Records that describe figures
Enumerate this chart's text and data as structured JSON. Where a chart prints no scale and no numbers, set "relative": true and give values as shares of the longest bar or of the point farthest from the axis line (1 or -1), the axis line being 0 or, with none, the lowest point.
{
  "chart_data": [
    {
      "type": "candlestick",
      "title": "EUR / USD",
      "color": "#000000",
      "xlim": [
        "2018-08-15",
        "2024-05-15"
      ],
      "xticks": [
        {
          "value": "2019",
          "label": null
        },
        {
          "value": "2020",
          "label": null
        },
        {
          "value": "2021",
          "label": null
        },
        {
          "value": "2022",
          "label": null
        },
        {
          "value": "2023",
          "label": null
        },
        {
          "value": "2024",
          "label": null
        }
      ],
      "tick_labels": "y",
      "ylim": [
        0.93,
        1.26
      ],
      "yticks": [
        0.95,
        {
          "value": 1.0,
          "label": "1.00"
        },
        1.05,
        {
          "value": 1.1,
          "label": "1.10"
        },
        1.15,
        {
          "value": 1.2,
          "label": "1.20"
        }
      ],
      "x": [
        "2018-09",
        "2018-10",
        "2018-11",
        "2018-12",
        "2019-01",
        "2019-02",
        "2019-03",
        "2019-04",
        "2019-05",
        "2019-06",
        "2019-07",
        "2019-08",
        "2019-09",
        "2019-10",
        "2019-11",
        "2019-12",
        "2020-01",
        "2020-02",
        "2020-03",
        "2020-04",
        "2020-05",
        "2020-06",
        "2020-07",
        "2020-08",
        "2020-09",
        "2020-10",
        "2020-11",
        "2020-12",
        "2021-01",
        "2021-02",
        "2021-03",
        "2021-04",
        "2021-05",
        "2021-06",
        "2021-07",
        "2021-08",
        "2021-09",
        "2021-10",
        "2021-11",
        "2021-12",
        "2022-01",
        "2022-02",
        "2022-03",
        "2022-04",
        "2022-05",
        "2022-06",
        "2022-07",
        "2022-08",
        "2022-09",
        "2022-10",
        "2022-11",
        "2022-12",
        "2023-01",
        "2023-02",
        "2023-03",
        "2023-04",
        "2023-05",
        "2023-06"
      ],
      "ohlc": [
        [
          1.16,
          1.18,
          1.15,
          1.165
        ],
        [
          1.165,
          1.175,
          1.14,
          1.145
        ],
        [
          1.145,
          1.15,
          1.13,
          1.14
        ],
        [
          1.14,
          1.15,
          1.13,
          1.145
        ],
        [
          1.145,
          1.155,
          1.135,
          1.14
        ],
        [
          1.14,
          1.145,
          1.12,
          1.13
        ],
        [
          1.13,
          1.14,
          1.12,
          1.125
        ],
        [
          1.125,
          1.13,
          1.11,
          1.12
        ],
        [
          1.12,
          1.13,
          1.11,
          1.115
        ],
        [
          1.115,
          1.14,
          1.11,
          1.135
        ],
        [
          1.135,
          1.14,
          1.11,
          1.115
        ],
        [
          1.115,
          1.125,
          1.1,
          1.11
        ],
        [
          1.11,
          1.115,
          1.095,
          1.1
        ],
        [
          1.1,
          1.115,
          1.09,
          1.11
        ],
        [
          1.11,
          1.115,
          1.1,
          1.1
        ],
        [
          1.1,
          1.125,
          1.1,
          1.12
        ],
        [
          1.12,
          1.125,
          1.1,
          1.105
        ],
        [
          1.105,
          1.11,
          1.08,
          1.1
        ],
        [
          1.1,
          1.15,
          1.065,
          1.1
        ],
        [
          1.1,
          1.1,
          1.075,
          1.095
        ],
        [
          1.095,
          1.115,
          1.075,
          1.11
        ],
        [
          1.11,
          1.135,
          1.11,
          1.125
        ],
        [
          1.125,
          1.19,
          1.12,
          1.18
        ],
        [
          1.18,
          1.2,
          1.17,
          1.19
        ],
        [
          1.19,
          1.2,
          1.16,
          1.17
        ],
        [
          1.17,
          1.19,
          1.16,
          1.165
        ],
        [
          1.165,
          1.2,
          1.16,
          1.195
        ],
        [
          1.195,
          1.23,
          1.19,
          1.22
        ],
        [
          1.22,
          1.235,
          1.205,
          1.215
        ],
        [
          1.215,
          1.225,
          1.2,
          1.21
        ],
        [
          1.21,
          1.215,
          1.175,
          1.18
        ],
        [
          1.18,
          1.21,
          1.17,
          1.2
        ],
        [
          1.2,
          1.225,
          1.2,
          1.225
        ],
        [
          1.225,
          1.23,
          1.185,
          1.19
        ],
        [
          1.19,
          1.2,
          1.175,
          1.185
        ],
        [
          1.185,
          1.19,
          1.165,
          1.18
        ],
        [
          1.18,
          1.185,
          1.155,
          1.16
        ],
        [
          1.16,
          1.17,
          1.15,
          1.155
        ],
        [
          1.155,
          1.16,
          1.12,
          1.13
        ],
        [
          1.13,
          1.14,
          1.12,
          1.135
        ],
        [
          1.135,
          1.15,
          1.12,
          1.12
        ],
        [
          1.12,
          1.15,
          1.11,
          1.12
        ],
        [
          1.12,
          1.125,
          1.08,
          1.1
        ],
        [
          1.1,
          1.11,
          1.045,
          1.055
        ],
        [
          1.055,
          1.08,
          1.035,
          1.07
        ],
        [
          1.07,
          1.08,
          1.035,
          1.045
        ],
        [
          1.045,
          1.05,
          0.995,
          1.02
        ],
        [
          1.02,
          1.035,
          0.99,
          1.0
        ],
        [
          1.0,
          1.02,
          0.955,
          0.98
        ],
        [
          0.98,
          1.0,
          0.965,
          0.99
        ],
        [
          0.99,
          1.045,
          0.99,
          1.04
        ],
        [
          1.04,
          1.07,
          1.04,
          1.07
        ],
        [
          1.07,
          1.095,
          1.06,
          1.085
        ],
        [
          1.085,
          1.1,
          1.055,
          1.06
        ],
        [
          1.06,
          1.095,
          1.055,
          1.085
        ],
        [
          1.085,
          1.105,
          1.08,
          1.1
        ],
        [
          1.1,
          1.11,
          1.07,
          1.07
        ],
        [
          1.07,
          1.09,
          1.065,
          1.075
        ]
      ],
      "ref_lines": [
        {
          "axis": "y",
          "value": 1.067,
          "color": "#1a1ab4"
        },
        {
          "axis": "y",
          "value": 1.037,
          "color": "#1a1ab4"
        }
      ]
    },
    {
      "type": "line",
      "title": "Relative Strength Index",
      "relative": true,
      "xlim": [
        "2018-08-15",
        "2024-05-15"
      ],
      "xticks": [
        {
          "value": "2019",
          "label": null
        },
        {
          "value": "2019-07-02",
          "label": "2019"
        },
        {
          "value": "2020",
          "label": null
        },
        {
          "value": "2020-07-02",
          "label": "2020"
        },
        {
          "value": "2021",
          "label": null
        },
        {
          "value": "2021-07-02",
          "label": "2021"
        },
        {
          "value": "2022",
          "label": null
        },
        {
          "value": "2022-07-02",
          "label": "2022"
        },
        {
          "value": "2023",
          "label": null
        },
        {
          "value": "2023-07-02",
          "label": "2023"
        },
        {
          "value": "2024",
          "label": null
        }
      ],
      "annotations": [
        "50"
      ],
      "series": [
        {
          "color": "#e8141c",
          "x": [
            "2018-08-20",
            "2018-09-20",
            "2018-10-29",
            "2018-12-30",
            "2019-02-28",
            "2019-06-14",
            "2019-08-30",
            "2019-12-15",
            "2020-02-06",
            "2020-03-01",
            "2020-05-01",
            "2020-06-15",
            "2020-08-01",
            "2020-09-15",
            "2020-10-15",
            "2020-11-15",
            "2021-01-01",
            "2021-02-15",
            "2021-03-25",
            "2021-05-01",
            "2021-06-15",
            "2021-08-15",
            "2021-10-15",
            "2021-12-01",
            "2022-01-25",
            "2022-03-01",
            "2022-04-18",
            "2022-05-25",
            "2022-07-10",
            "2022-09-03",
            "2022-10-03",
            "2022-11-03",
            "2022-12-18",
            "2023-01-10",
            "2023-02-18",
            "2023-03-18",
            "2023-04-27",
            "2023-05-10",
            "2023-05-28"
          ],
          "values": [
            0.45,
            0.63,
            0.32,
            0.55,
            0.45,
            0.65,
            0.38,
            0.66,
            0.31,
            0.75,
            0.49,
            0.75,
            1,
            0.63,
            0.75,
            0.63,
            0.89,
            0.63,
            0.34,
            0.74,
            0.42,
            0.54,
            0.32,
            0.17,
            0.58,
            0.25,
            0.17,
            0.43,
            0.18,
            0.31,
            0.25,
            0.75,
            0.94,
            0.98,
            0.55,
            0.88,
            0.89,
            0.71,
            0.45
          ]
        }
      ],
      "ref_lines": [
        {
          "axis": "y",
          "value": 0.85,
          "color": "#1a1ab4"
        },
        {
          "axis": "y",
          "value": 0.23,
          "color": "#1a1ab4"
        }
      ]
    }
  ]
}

**TASK TO CARRY OUT:** Extract every line above that contains the word "title".

**OUTPUT FOR THIS EXERCISE:**
      "title": "EUR / USD",
      "title": "Relative Strength Index",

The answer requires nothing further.